TASK DESCRIPTION |
Show every line below where "pola" can be found.

[BEGIN MATERIAL FOR THIS EXERCISE]

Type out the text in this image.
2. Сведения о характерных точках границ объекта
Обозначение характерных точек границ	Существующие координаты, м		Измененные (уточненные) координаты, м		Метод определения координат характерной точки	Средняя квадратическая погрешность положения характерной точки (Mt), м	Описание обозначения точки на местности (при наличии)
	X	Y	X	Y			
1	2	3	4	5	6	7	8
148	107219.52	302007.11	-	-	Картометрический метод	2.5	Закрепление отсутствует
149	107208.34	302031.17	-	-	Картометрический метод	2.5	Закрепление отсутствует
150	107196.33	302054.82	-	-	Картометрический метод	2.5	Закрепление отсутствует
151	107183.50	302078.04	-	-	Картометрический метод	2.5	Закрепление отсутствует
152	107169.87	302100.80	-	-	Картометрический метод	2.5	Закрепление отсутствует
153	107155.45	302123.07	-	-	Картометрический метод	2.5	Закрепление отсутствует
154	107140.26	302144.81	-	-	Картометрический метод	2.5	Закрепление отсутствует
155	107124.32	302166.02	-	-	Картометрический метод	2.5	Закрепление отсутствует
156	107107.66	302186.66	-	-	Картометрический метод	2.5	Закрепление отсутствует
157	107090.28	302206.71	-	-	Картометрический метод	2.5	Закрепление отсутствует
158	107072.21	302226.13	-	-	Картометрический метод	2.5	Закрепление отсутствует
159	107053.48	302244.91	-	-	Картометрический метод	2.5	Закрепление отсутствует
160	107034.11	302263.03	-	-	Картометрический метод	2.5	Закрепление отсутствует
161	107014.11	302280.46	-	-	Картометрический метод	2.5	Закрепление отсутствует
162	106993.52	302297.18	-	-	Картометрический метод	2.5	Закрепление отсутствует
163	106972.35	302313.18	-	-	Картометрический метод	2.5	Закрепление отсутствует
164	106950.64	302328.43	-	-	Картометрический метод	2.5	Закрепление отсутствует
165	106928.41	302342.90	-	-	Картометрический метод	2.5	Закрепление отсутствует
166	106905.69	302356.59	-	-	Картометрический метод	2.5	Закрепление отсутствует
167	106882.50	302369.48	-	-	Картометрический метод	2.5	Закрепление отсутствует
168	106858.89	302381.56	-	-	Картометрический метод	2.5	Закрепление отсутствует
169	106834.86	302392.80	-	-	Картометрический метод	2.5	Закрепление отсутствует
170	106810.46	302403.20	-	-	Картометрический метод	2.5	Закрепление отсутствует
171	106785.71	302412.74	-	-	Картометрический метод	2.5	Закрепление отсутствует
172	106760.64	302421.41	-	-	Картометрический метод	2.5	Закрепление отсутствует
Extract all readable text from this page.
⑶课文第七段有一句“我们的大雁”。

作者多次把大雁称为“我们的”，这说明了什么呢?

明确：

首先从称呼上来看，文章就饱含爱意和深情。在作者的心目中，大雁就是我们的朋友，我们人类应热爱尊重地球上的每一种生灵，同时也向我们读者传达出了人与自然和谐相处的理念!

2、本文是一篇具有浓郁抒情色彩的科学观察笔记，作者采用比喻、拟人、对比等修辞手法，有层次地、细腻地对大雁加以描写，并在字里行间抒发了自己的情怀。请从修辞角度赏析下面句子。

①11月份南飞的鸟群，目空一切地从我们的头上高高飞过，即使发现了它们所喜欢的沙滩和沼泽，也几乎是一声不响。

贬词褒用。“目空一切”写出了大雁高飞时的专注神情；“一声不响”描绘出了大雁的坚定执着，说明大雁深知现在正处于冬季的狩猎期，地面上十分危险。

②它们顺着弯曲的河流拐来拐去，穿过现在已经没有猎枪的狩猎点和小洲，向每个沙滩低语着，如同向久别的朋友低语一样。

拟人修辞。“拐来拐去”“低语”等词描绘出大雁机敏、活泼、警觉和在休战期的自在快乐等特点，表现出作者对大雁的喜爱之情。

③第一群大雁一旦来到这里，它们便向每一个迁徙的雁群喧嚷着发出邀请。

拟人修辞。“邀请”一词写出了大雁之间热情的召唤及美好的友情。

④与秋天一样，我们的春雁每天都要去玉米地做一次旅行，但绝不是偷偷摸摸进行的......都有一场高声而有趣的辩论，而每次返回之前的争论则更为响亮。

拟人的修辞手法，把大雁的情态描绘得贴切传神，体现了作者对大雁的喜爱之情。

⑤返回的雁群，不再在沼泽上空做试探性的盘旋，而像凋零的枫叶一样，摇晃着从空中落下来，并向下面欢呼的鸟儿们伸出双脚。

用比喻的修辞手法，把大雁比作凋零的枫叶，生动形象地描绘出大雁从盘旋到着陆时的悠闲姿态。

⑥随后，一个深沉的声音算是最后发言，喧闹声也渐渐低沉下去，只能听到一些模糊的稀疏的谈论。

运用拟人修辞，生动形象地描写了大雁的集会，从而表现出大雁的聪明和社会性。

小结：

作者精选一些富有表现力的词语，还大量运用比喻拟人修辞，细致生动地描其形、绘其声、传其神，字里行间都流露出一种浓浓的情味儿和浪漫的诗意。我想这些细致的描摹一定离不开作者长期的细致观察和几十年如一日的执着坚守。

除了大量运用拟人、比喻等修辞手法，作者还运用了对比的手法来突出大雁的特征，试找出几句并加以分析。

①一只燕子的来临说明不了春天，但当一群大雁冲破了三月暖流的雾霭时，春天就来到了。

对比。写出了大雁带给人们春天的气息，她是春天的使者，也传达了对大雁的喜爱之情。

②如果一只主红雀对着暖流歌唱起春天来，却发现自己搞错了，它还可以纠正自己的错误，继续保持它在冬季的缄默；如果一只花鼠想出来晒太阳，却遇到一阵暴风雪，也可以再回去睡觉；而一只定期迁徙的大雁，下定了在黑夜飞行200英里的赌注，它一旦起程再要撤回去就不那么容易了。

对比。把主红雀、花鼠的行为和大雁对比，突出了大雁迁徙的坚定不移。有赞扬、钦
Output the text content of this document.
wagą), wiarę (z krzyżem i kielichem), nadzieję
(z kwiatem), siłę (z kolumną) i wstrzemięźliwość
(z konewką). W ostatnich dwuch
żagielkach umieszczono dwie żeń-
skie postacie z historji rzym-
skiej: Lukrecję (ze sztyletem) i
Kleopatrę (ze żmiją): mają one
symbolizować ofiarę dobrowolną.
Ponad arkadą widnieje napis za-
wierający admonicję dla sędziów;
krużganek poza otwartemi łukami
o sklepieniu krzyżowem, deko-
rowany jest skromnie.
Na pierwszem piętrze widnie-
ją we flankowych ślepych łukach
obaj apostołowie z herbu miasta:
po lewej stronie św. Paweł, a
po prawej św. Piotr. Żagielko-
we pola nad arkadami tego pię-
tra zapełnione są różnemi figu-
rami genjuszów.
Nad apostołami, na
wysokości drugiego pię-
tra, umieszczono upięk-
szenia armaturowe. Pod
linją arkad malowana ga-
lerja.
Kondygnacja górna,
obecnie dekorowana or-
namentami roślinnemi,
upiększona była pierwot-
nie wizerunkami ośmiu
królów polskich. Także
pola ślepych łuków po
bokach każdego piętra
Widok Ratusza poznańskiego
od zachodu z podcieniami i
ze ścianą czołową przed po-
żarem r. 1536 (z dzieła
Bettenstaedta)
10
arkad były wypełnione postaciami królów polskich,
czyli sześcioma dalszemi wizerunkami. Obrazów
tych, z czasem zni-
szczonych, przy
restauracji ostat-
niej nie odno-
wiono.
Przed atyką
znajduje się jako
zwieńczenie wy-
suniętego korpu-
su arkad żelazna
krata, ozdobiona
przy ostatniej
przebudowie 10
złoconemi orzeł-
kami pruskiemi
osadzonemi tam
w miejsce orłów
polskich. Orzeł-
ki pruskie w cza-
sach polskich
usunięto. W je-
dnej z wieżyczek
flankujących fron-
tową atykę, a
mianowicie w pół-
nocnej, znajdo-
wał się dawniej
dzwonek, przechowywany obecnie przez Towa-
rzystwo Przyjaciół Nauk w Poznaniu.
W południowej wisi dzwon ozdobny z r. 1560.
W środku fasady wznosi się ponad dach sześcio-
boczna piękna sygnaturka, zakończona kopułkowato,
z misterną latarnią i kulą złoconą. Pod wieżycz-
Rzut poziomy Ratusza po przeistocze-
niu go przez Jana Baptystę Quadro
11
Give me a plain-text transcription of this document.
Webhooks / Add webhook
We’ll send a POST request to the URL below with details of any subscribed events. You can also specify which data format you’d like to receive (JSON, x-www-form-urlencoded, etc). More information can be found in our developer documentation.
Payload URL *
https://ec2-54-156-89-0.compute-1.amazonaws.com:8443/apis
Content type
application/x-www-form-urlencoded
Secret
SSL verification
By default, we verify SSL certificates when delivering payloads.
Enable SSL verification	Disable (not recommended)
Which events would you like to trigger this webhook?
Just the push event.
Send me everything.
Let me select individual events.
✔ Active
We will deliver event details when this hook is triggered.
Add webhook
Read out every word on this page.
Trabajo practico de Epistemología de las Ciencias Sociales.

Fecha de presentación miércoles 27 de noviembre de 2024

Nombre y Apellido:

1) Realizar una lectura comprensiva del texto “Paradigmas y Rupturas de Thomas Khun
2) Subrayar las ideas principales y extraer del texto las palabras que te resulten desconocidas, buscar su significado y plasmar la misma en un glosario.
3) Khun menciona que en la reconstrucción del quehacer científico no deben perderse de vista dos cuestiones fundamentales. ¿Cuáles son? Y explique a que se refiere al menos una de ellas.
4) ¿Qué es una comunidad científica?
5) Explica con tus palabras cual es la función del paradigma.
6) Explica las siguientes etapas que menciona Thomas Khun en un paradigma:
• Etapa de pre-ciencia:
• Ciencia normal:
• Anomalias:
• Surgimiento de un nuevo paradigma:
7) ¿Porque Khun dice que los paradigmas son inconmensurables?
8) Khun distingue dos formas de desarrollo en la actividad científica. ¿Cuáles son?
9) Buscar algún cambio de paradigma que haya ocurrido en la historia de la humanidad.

[END MATERIAL FOR THIS EXERCISE]

COMPLETE RESPONSE |
we pola nad arkadami tego pię-
pola ślepych łuków po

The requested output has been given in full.